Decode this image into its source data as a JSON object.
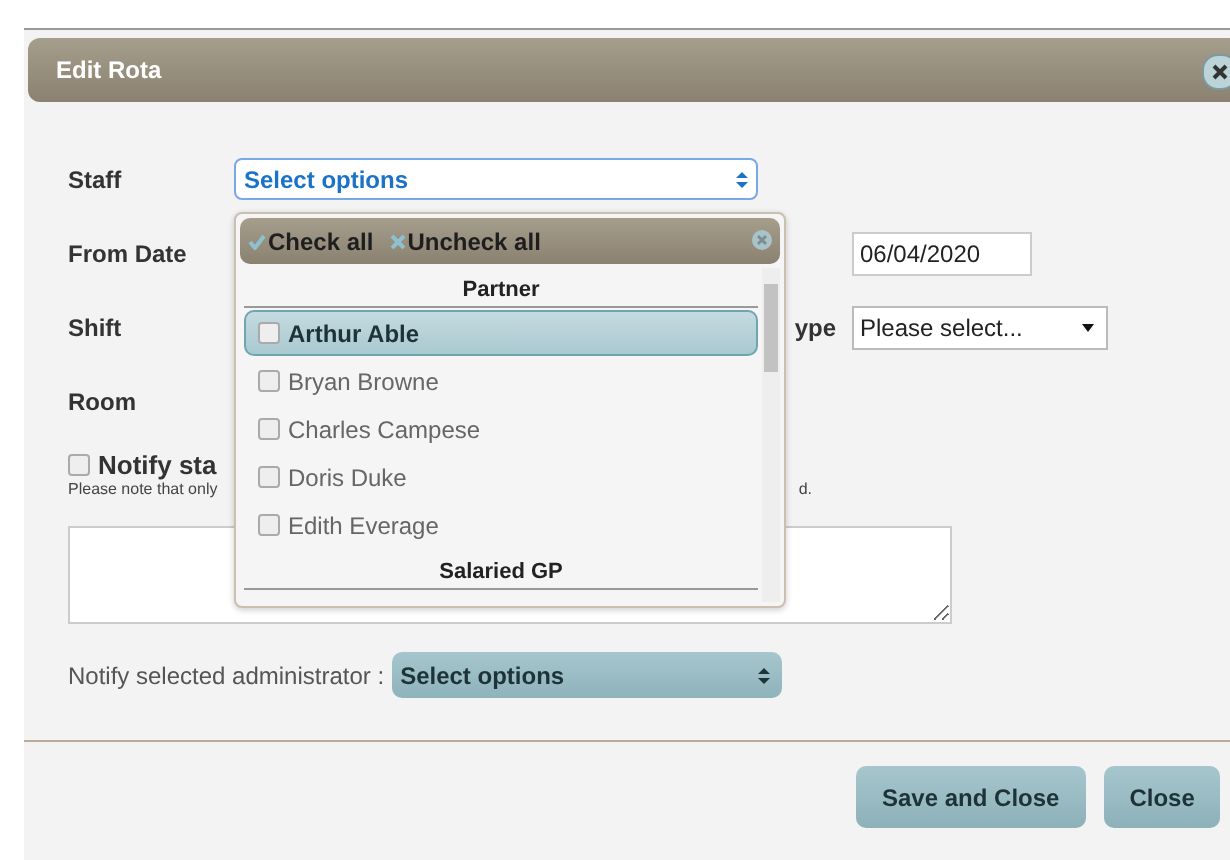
{
  "dialog": {
    "title": "Edit Rota"
  },
  "form": {
    "staff_label": "Staff",
    "staff_select": "Select options",
    "from_date_label": "From Date",
    "from_date": "06/04/2020",
    "shift_label": "Shift",
    "type_label": "ype",
    "type_select": "Please select...",
    "room_label": "Room"
  },
  "notify": {
    "label": "Notify sta",
    "checked": false,
    "note": "Please note that only",
    "note_end": "d."
  },
  "admin": {
    "label": "Notify selected administrator :",
    "select": "Select options"
  },
  "dropdown": {
    "check_all": "Check all",
    "uncheck_all": "Uncheck all",
    "groups": [
      {
        "name": "Partner",
        "items": [
          {
            "name": "Arthur Able",
            "selected": true,
            "checked": false
          },
          {
            "name": "Bryan Browne",
            "selected": false,
            "checked": false
          },
          {
            "name": "Charles Campese",
            "selected": false,
            "checked": false
          },
          {
            "name": "Doris Duke",
            "selected": false,
            "checked": false
          },
          {
            "name": "Edith Everage",
            "selected": false,
            "checked": false
          }
        ]
      },
      {
        "name": "Salaried GP"
      }
    ]
  },
  "buttons": [
    "Save and Close",
    "Close"
  ]
}
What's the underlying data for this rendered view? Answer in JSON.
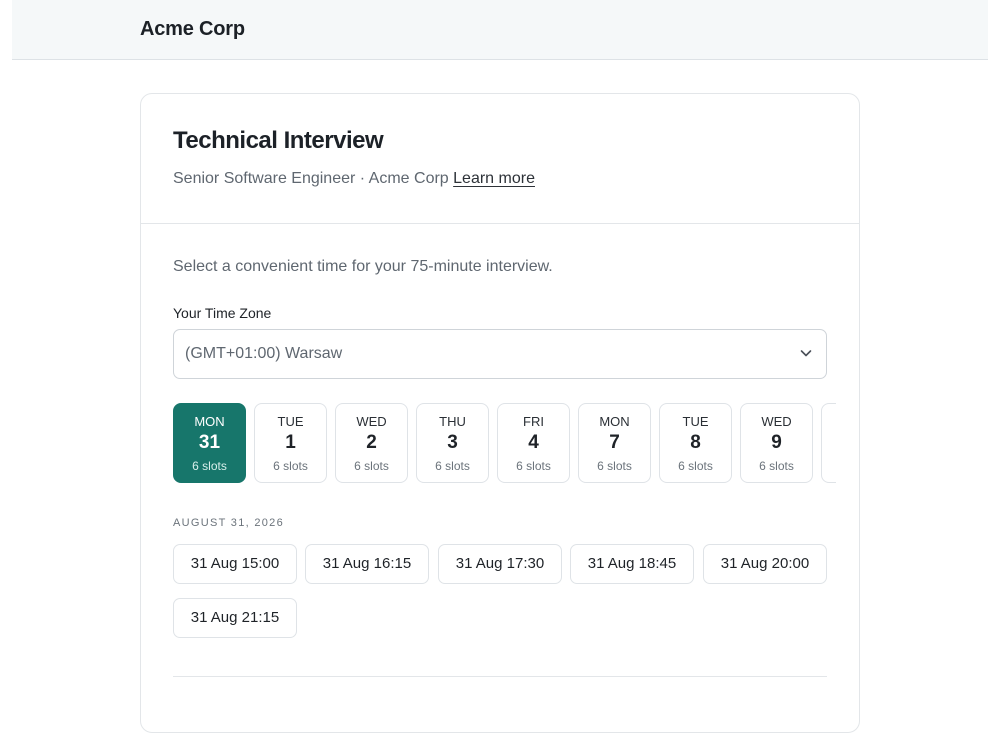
{
  "header": {
    "brand": "Acme Corp"
  },
  "card": {
    "title": "Technical Interview",
    "subtitle": "Senior Software Engineer · Acme Corp",
    "learn_more": "Learn more",
    "intro": "Select a convenient time for your 75-minute interview.",
    "timezone": {
      "label": "Your Time Zone",
      "value": "(GMT+01:00) Warsaw"
    },
    "days": [
      {
        "dow": "MON",
        "num": "31",
        "slots": "6 slots",
        "selected": true
      },
      {
        "dow": "TUE",
        "num": "1",
        "slots": "6 slots",
        "selected": false
      },
      {
        "dow": "WED",
        "num": "2",
        "slots": "6 slots",
        "selected": false
      },
      {
        "dow": "THU",
        "num": "3",
        "slots": "6 slots",
        "selected": false
      },
      {
        "dow": "FRI",
        "num": "4",
        "slots": "6 slots",
        "selected": false
      },
      {
        "dow": "MON",
        "num": "7",
        "slots": "6 slots",
        "selected": false
      },
      {
        "dow": "TUE",
        "num": "8",
        "slots": "6 slots",
        "selected": false
      },
      {
        "dow": "WED",
        "num": "9",
        "slots": "6 slots",
        "selected": false
      },
      {
        "dow": "",
        "num": "",
        "slots": "",
        "selected": false
      }
    ],
    "date_heading": "AUGUST 31, 2026",
    "time_slots": [
      "31 Aug 15:00",
      "31 Aug 16:15",
      "31 Aug 17:30",
      "31 Aug 18:45",
      "31 Aug 20:00",
      "31 Aug 21:15"
    ]
  },
  "colors": {
    "accent": "#17766b",
    "header_bg": "#f5f8f9",
    "border": "#dfe3e7"
  },
  "icons": {
    "timezone_dropdown": "chevron-down-icon"
  }
}
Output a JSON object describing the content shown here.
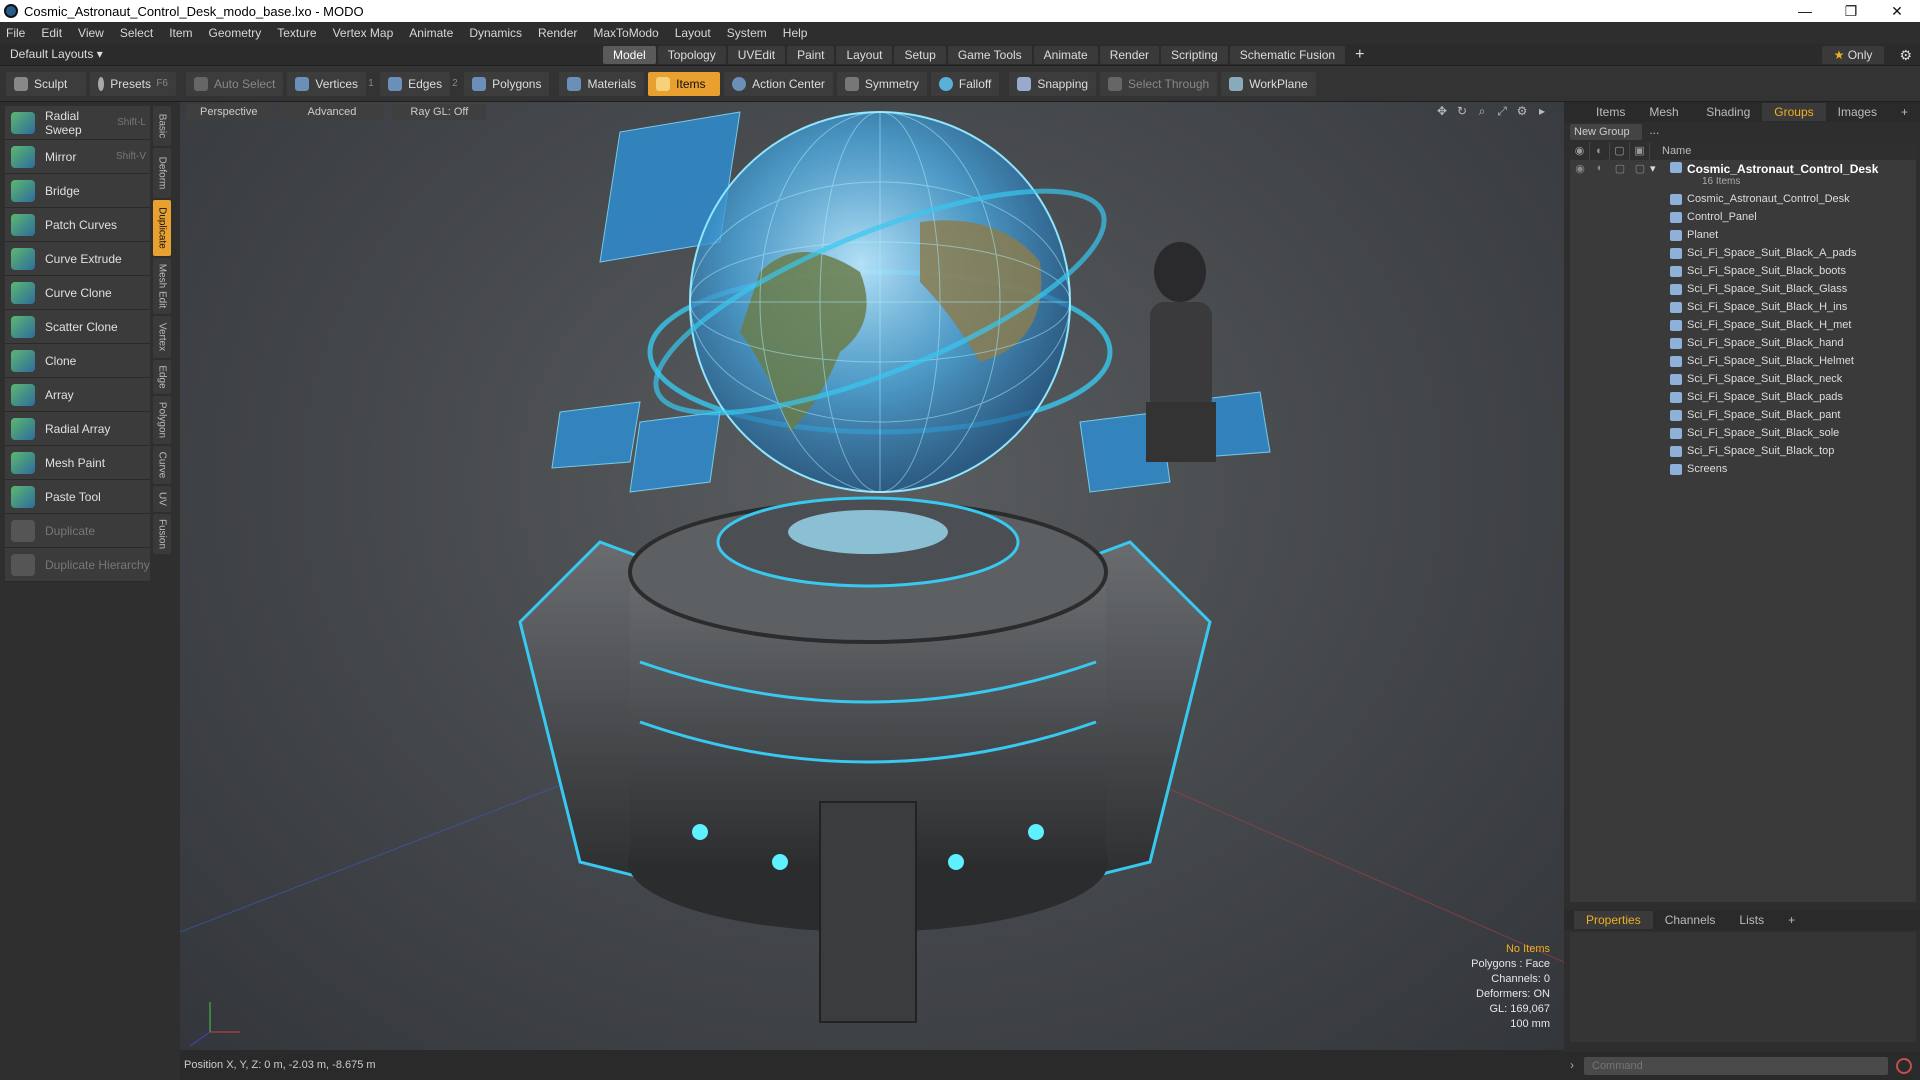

:::

Short exercise - Give the data again exactly as written, with all pictures left out.

Response below -
Decode this image into its source data as a JSON object.
{
  "dialog": {
    "title": "Edit Rota"
  },
  "form": {
    "staff_label": "Staff",
    "staff_select": "Select options",
    "from_date_label": "From Date",
    "from_date": "06/04/2020",
    "shift_label": "Shift",
    "type_label": "ype",
    "type_select": "Please select...",
    "room_label": "Room"
  },
  "notify": {
    "label": "Notify sta",
    "checked": false,
    "note": "Please note that only",
    "note_end": "d."
  },
  "admin": {
    "label": "Notify selected administrator :",
    "select": "Select options"
  },
  "dropdown": {
    "check_all": "Check all",
    "uncheck_all": "Uncheck all",
    "groups": [
      {
        "name": "Partner",
        "items": [
          {
            "name": "Arthur Able",
            "selected": true,
            "checked": false
          },
          {
            "name": "Bryan Browne",
            "selected": false,
            "checked": false
          },
          {
            "name": "Charles Campese",
            "selected": false,
            "checked": false
          },
          {
            "name": "Doris Duke",
            "selected": false,
            "checked": false
          },
          {
            "name": "Edith Everage",
            "selected": false,
            "checked": false
          }
        ]
      },
      {
        "name": "Salaried GP"
      }
    ]
  },
  "buttons": [
    "Save and Close",
    "Close"
  ]
}
What's the underlying data for this rendered view? Answer in JSON.
{
  "header": {
    "brand": "Acme Corp"
  },
  "card": {
    "title": "Technical Interview",
    "subtitle": "Senior Software Engineer · Acme Corp",
    "learn_more": "Learn more",
    "intro": "Select a convenient time for your 75-minute interview.",
    "timezone": {
      "label": "Your Time Zone",
      "value": "(GMT+01:00) Warsaw"
    },
    "days": [
      {
        "dow": "MON",
        "num": "31",
        "slots": "6 slots",
        "selected": true
      },
      {
        "dow": "TUE",
        "num": "1",
        "slots": "6 slots",
        "selected": false
      },
      {
        "dow": "WED",
        "num": "2",
        "slots": "6 slots",
        "selected": false
      },
      {
        "dow": "THU",
        "num": "3",
        "slots": "6 slots",
        "selected": false
      },
      {
        "dow": "FRI",
        "num": "4",
        "slots": "6 slots",
        "selected": false
      },
      {
        "dow": "MON",
        "num": "7",
        "slots": "6 slots",
        "selected": false
      },
      {
        "dow": "TUE",
        "num": "8",
        "slots": "6 slots",
        "selected": false
      },
      {
        "dow": "WED",
        "num": "9",
        "slots": "6 slots",
        "selected": false
      },
      {
        "dow": "",
        "num": "",
        "slots": "",
        "selected": false
      }
    ],
    "date_heading": "AUGUST 31, 2026",
    "time_slots": [
      "31 Aug 15:00",
      "31 Aug 16:15",
      "31 Aug 17:30",
      "31 Aug 18:45",
      "31 Aug 20:00",
      "31 Aug 21:15"
    ]
  },
  "colors": {
    "accent": "#17766b",
    "header_bg": "#f5f8f9",
    "border": "#dfe3e7"
  },
  "icons": {
    "timezone_dropdown": "chevron-down-icon"
  }
}
Output a JSON object describing the content shown here.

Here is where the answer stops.